START Data provided

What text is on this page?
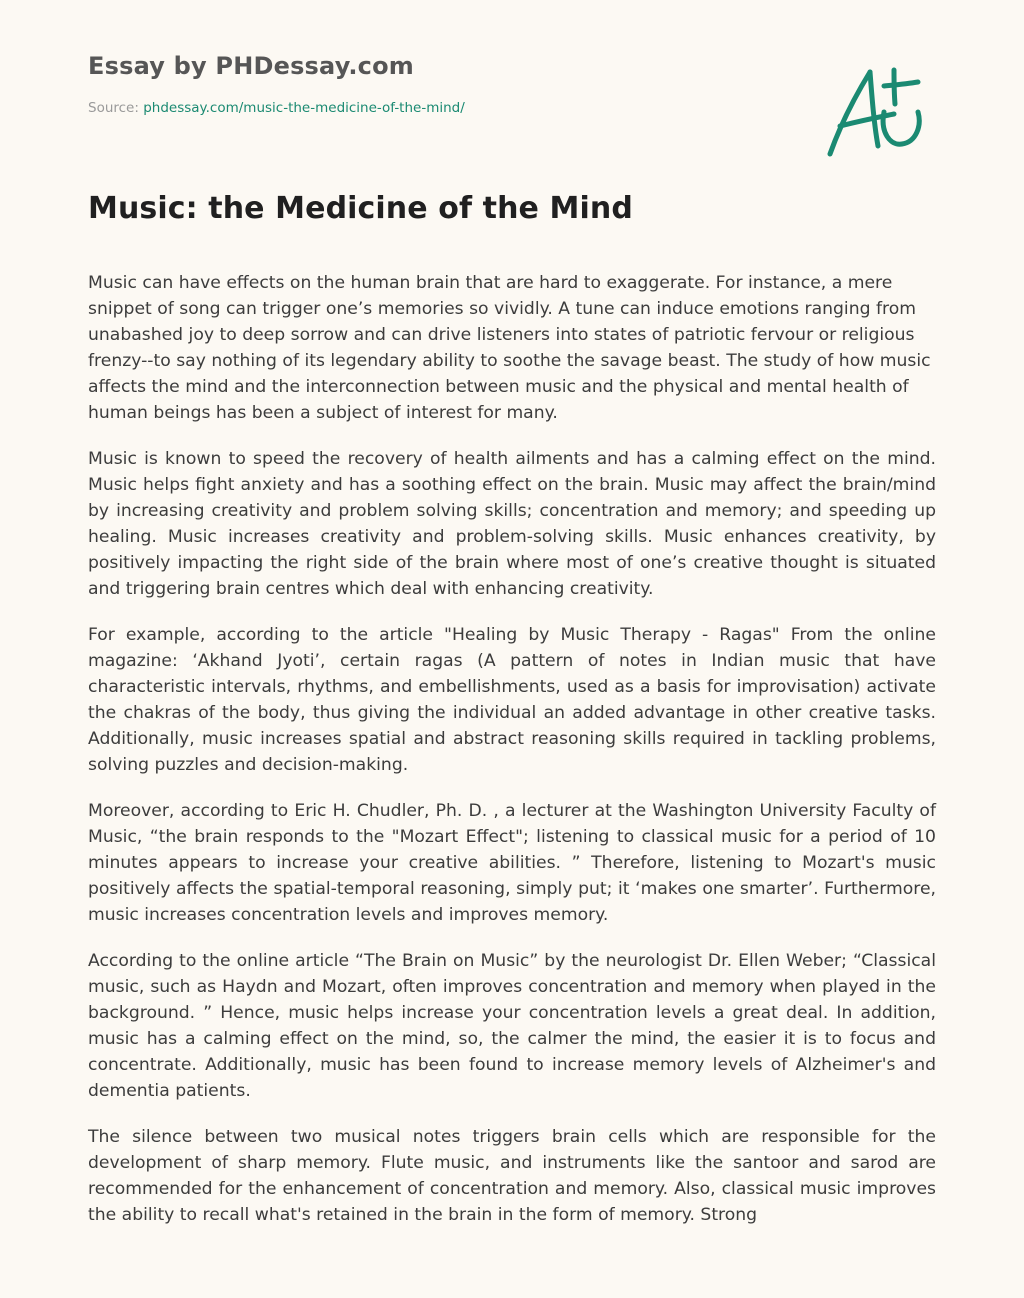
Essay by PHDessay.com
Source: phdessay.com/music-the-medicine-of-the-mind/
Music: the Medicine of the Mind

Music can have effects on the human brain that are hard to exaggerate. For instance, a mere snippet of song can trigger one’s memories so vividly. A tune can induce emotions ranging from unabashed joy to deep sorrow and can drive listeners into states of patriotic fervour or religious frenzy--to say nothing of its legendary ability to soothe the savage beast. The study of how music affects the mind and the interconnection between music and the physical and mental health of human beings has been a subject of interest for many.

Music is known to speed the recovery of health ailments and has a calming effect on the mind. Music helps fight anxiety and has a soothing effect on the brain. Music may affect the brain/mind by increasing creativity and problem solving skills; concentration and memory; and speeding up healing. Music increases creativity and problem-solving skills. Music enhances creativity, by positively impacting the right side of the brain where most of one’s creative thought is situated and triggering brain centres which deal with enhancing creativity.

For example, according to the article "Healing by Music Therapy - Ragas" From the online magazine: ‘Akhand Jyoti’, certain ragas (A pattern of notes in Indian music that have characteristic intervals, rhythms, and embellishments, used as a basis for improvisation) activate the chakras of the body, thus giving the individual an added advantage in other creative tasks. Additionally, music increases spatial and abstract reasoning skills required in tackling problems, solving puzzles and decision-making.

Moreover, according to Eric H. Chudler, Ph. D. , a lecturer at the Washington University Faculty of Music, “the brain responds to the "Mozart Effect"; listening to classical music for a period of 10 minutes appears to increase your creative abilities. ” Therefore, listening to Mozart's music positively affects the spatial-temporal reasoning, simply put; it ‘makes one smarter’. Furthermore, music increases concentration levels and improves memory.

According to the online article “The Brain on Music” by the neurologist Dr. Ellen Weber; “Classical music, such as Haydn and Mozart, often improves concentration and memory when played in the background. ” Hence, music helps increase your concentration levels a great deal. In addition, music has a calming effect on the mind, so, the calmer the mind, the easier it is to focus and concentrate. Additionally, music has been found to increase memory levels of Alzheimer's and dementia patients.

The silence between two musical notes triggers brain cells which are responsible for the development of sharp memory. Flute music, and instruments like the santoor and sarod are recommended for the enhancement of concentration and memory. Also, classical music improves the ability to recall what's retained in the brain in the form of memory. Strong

END Data provided

§ Task item: Repeat, exactly and in full, every entry in the data, but not the pictures.

§ Task output:
What text is on this page?
Essay by PHDessay.com
Source: phdessay.com/music-the-medicine-of-the-mind/
Music: the Medicine of the Mind

Music can have effects on the human brain that are hard to exaggerate. For instance, a mere snippet of song can trigger one’s memories so vividly. A tune can induce emotions ranging from unabashed joy to deep sorrow and can drive listeners into states of patriotic fervour or religious frenzy--to say nothing of its legendary ability to soothe the savage beast. The study of how music affects the mind and the interconnection between music and the physical and mental health of human beings has been a subject of interest for many.

Music is known to speed the recovery of health ailments and has a calming effect on the mind. Music helps fight anxiety and has a soothing effect on the brain. Music may affect the brain/mind by increasing creativity and problem solving skills; concentration and memory; and speeding up healing. Music increases creativity and problem-solving skills. Music enhances creativity, by positively impacting the right side of the brain where most of one’s creative thought is situated and triggering brain centres which deal with enhancing creativity.

For example, according to the article "Healing by Music Therapy - Ragas" From the online magazine: ‘Akhand Jyoti’, certain ragas (A pattern of notes in Indian music that have characteristic intervals, rhythms, and embellishments, used as a basis for improvisation) activate the chakras of the body, thus giving the individual an added advantage in other creative tasks. Additionally, music increases spatial and abstract reasoning skills required in tackling problems, solving puzzles and decision-making.

Moreover, according to Eric H. Chudler, Ph. D. , a lecturer at the Washington University Faculty of Music, “the brain responds to the "Mozart Effect"; listening to classical music for a period of 10 minutes appears to increase your creative abilities. ” Therefore, listening to Mozart's music positively affects the spatial-temporal reasoning, simply put; it ‘makes one smarter’. Furthermore, music increases concentration levels and improves memory.

According to the online article “The Brain on Music” by the neurologist Dr. Ellen Weber; “Classical music, such as Haydn and Mozart, often improves concentration and memory when played in the background. ” Hence, music helps increase your concentration levels a great deal. In addition, music has a calming effect on the mind, so, the calmer the mind, the easier it is to focus and concentrate. Additionally, music has been found to increase memory levels of Alzheimer's and dementia patients.

The silence between two musical notes triggers brain cells which are responsible for the development of sharp memory. Flute music, and instruments like the santoor and sarod are recommended for the enhancement of concentration and memory. Also, classical music improves the ability to recall what's retained in the brain in the form of memory. Strong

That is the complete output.